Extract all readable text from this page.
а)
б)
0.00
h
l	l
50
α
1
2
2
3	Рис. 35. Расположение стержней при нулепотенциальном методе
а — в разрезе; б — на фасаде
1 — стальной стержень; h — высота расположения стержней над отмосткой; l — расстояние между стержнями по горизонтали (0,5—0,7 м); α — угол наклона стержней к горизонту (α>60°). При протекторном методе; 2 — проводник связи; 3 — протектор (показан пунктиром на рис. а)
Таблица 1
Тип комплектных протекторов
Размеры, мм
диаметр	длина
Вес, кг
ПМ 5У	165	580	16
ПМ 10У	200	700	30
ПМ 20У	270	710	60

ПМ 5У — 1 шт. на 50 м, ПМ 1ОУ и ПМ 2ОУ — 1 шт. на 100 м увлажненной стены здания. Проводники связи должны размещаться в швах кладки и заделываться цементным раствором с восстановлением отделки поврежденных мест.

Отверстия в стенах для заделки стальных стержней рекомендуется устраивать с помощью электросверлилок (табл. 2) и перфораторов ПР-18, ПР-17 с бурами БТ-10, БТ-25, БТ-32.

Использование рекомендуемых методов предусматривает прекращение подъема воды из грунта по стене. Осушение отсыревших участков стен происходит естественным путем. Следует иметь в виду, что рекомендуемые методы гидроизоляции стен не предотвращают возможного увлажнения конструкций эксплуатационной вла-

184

The problem:
Quote the whole listing above, leaving nothing out.

Written response:
Extract all readable text from this page.
а)
б)
0.00
h
l	l
50
α
1
2
2
3	Рис. 35. Расположение стержней при нулепотенциальном методе
а — в разрезе; б — на фасаде
1 — стальной стержень; h — высота расположения стержней над отмосткой; l — расстояние между стержнями по горизонтали (0,5—0,7 м); α — угол наклона стержней к горизонту (α>60°). При протекторном методе; 2 — проводник связи; 3 — протектор (показан пунктиром на рис. а)
Таблица 1
Тип комплектных протекторов
Размеры, мм
диаметр	длина
Вес, кг
ПМ 5У	165	580	16
ПМ 10У	200	700	30
ПМ 20У	270	710	60

ПМ 5У — 1 шт. на 50 м, ПМ 1ОУ и ПМ 2ОУ — 1 шт. на 100 м увлажненной стены здания. Проводники связи должны размещаться в швах кладки и заделываться цементным раствором с восстановлением отделки поврежденных мест.

Отверстия в стенах для заделки стальных стержней рекомендуется устраивать с помощью электросверлилок (табл. 2) и перфораторов ПР-18, ПР-17 с бурами БТ-10, БТ-25, БТ-32.

Использование рекомендуемых методов предусматривает прекращение подъема воды из грунта по стене. Осушение отсыревших участков стен происходит естественным путем. Следует иметь в виду, что рекомендуемые методы гидроизоляции стен не предотвращают возможного увлажнения конструкций эксплуатационной вла-

184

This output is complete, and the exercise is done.